[start of Listed entries]

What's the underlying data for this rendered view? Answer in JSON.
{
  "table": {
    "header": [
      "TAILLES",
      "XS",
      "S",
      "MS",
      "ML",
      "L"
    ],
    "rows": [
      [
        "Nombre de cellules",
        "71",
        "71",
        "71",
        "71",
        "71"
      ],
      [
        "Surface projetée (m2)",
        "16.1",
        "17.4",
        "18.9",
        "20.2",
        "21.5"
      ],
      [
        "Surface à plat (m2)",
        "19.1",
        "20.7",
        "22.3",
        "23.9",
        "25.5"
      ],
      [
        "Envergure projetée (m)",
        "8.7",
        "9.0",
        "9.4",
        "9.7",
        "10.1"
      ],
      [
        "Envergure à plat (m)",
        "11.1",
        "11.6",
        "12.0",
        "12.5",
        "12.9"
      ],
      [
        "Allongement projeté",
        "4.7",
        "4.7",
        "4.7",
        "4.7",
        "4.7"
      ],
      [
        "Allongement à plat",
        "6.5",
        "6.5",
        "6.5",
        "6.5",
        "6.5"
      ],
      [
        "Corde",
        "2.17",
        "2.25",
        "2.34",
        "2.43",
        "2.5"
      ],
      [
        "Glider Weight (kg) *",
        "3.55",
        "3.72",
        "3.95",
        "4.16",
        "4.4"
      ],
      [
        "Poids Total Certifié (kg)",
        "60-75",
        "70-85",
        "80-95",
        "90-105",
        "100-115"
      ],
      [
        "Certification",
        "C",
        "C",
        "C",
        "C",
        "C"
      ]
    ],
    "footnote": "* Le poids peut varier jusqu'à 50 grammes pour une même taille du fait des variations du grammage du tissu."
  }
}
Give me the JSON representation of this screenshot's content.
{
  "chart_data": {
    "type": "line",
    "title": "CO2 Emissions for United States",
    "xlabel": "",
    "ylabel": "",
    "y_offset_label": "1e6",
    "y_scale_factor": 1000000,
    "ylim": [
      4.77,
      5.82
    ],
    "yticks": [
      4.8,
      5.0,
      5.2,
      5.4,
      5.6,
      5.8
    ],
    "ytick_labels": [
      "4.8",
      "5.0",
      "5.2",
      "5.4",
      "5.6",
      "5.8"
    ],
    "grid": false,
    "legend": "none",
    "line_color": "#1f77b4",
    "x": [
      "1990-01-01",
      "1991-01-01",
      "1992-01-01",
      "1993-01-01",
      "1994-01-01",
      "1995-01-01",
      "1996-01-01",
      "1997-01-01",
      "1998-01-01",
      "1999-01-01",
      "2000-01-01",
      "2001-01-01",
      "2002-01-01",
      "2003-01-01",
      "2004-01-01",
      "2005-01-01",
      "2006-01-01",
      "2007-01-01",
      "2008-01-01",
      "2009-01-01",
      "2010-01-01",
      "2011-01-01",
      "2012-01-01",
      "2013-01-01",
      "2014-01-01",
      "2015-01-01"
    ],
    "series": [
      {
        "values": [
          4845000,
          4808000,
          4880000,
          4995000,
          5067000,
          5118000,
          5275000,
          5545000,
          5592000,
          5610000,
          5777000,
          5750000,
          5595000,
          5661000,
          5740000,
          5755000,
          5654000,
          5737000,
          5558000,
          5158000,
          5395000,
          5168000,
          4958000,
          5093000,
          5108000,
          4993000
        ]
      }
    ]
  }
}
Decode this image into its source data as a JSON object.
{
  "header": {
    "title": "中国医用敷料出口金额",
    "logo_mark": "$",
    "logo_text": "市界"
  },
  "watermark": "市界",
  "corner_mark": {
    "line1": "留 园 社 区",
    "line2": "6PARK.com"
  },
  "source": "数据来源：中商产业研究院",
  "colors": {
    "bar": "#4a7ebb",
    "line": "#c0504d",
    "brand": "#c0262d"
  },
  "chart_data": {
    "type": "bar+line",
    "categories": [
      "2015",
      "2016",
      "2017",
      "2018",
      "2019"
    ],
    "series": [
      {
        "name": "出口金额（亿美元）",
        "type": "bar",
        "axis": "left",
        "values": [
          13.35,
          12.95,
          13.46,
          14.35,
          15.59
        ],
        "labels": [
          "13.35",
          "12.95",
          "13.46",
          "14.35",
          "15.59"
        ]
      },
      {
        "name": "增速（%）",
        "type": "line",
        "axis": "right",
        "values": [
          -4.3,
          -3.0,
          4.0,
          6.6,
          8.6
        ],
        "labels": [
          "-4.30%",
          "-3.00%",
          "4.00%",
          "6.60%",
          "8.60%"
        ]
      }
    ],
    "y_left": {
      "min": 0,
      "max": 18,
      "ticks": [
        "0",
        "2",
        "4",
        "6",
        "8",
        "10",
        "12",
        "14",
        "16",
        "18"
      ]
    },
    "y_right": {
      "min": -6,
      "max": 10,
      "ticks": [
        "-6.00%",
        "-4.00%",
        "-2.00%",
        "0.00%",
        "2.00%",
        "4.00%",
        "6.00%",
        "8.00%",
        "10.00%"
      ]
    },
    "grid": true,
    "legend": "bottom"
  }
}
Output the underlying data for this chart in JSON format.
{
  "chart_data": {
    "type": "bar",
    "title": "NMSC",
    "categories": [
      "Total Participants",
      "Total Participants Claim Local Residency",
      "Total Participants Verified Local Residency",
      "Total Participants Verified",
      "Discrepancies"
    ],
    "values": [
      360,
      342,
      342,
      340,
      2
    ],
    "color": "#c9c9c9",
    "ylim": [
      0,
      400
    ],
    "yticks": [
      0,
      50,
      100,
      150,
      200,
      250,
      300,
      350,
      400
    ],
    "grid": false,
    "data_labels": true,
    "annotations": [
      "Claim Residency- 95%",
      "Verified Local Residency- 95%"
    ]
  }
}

[end of Listed entries]

What to produce => List all lines above in which the string "title" appears.

Exercise solution =>
    "title": "CO2 Emissions for United States",
    "title": "中国医用敷料出口金额",
    "title": "NMSC",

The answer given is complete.